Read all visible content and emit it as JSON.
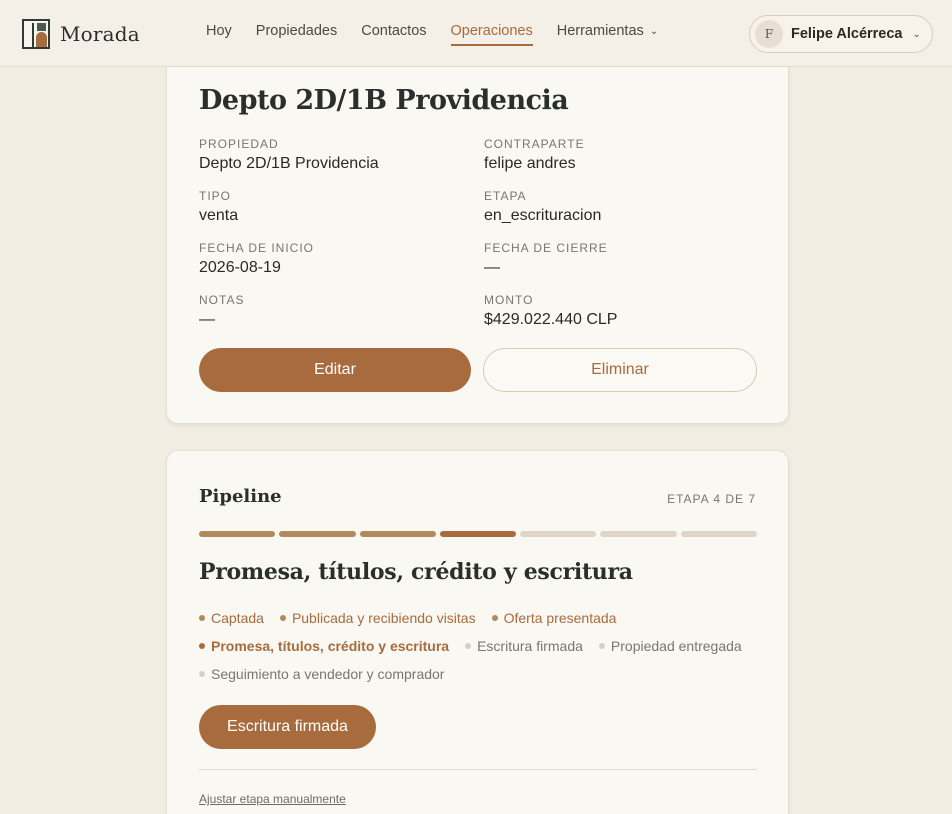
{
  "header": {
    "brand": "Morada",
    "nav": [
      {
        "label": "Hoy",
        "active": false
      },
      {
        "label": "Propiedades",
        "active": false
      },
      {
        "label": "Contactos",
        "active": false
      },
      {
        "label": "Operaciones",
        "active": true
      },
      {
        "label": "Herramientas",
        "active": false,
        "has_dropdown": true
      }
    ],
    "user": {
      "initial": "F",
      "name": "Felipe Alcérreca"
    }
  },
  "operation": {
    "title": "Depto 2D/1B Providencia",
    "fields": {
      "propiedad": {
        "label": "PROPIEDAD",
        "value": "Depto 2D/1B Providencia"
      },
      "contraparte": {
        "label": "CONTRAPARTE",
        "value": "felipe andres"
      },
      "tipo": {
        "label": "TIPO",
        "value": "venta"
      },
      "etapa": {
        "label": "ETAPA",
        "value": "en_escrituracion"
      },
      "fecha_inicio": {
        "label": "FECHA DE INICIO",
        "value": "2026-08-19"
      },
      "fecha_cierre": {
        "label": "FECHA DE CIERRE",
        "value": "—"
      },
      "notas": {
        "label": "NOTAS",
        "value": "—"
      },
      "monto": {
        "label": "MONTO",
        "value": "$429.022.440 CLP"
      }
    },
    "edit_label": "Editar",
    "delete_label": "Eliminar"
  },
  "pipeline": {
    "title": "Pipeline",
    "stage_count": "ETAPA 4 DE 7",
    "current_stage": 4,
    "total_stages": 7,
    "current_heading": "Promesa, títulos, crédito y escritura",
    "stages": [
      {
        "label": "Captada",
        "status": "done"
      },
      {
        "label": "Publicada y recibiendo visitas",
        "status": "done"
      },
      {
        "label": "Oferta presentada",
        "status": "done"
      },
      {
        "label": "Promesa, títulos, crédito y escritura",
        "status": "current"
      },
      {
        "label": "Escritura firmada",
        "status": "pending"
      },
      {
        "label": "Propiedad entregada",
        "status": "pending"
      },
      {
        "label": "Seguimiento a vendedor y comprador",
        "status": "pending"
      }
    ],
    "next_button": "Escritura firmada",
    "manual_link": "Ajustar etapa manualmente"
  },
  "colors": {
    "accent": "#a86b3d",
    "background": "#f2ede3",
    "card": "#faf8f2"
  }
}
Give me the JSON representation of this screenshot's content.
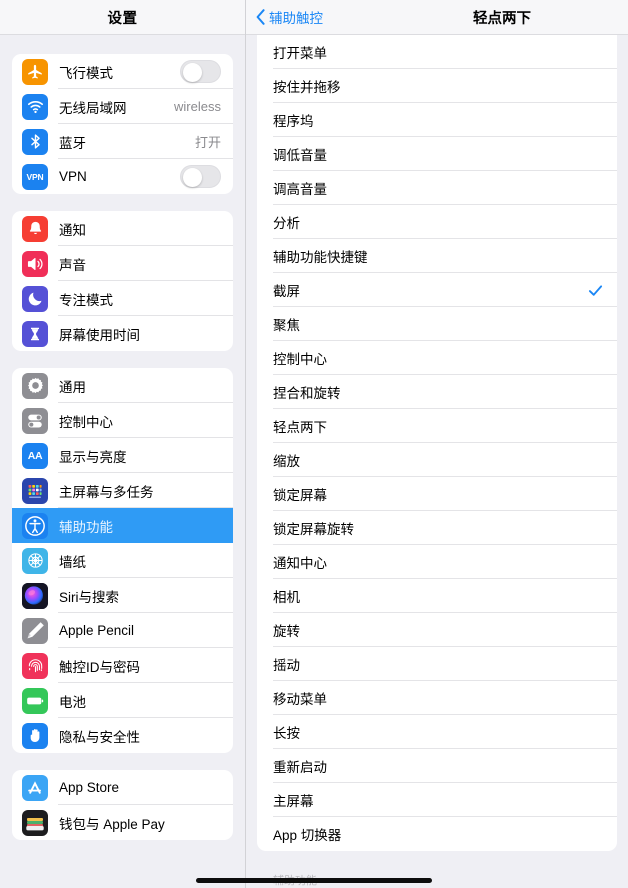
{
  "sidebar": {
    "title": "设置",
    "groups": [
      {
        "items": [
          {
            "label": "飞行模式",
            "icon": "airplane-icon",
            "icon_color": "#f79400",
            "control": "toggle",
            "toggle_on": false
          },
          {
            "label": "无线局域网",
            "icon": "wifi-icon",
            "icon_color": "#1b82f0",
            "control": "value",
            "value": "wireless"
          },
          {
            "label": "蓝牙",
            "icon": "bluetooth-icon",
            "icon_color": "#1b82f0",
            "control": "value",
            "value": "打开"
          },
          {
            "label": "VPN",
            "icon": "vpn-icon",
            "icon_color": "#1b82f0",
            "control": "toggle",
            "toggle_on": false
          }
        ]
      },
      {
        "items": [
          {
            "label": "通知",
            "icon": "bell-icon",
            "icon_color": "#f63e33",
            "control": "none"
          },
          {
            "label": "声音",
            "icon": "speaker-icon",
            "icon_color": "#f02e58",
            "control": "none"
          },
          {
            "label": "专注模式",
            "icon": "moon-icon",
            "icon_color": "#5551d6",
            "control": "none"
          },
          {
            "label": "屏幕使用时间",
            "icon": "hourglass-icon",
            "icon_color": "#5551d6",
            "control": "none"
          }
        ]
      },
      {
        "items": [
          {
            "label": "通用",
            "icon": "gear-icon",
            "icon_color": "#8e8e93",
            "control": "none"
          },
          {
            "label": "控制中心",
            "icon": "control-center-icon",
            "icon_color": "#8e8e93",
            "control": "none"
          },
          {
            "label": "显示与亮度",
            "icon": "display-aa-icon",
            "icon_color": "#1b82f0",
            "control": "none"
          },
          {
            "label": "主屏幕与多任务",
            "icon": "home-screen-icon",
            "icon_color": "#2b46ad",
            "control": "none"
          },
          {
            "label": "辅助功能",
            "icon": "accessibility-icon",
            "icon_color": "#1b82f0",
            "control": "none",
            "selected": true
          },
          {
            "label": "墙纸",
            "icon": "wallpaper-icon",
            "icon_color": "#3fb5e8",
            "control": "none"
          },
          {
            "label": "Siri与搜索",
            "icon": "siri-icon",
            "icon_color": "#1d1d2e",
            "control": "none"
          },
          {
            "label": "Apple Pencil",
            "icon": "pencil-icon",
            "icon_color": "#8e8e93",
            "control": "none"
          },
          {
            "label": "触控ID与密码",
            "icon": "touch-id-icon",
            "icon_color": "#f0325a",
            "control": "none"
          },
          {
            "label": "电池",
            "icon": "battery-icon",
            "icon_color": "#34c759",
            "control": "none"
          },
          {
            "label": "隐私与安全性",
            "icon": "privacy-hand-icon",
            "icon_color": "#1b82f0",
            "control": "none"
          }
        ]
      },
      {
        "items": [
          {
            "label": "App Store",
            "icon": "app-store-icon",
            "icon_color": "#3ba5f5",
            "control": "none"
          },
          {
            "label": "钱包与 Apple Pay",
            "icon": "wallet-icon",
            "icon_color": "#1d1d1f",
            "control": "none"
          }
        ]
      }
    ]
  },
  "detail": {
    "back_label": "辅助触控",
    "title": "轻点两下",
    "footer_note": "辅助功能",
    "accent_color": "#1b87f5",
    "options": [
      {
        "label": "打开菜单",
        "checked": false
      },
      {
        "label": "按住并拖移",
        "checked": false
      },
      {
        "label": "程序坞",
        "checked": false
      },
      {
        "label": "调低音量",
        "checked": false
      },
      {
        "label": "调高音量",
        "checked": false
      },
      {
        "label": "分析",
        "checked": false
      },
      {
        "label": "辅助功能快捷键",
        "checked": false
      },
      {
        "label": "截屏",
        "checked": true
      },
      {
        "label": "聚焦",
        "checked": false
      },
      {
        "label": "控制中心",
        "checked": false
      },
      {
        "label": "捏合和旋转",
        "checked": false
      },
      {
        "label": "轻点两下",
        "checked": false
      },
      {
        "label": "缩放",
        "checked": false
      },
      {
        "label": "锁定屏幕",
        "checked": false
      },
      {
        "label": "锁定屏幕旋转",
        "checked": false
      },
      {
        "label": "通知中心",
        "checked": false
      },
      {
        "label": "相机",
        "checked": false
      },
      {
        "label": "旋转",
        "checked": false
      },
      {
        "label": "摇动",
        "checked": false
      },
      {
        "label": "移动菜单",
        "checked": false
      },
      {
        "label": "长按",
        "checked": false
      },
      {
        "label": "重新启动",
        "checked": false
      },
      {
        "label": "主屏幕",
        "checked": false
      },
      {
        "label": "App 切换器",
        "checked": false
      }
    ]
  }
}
********
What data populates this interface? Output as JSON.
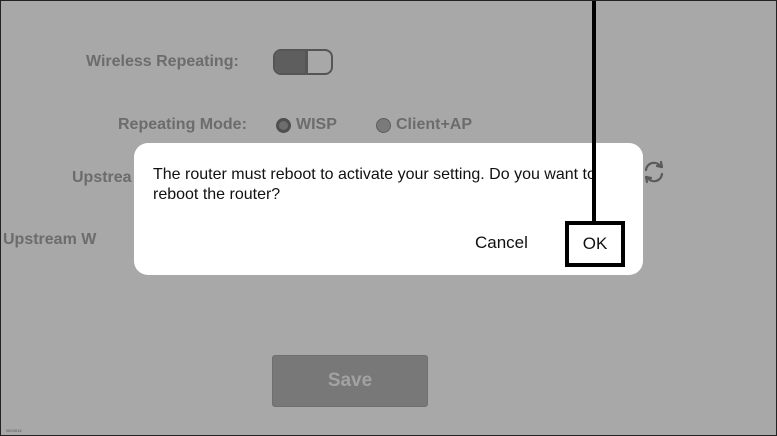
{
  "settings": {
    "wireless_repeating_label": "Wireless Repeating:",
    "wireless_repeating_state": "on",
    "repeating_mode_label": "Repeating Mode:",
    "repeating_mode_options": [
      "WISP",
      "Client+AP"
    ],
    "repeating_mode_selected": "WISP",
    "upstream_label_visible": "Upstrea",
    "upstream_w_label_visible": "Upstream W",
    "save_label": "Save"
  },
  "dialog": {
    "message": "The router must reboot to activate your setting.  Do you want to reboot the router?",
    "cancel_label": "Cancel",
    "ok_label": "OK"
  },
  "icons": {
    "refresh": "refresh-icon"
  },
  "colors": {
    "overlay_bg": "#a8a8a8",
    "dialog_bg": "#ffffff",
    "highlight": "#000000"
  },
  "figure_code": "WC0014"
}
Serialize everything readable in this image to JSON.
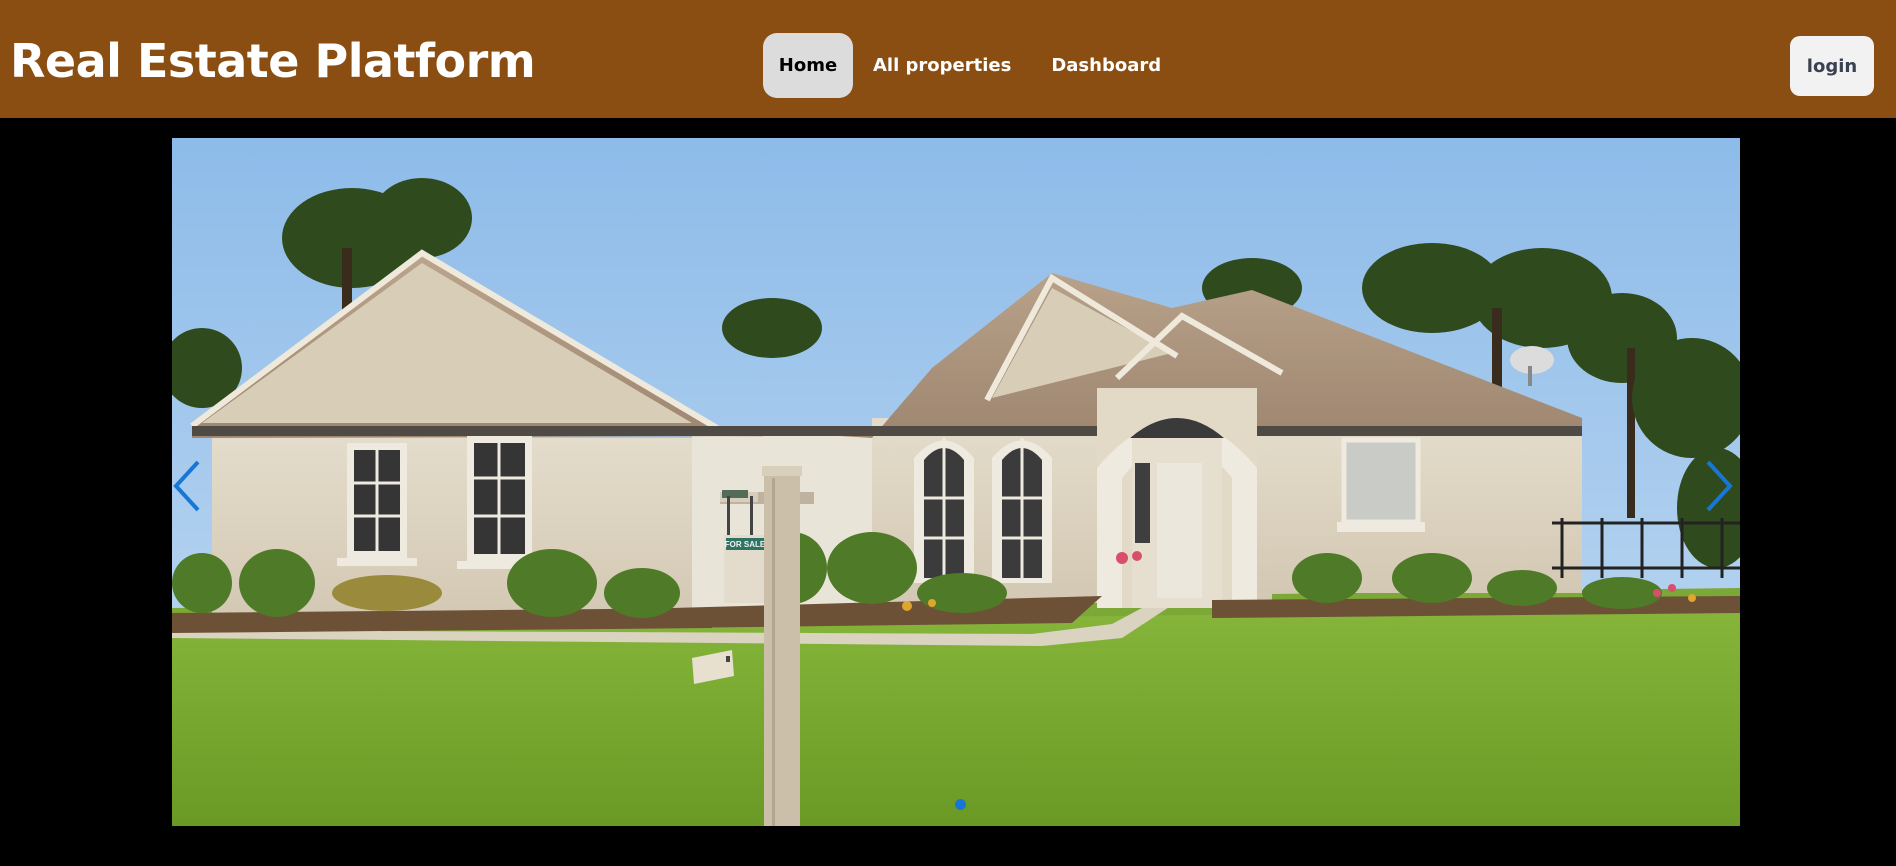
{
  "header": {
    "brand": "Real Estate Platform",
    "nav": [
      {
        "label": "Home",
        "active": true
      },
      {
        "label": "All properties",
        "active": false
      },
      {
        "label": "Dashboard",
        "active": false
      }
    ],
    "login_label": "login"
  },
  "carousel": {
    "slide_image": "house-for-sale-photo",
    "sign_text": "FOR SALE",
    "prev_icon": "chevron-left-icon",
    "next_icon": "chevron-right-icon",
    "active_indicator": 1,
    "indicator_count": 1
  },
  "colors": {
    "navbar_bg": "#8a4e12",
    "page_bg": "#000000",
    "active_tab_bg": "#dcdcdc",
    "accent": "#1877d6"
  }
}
********
#### [PROBLEM TO WORK ON]
Where a line in the material above holds "Providencia", copy that line.

#### [OUTPUT FOR THIS EXERCISE]
    "title": "Depto 2D/1B Providencia",
        "value": "Depto 2D/1B Providencia"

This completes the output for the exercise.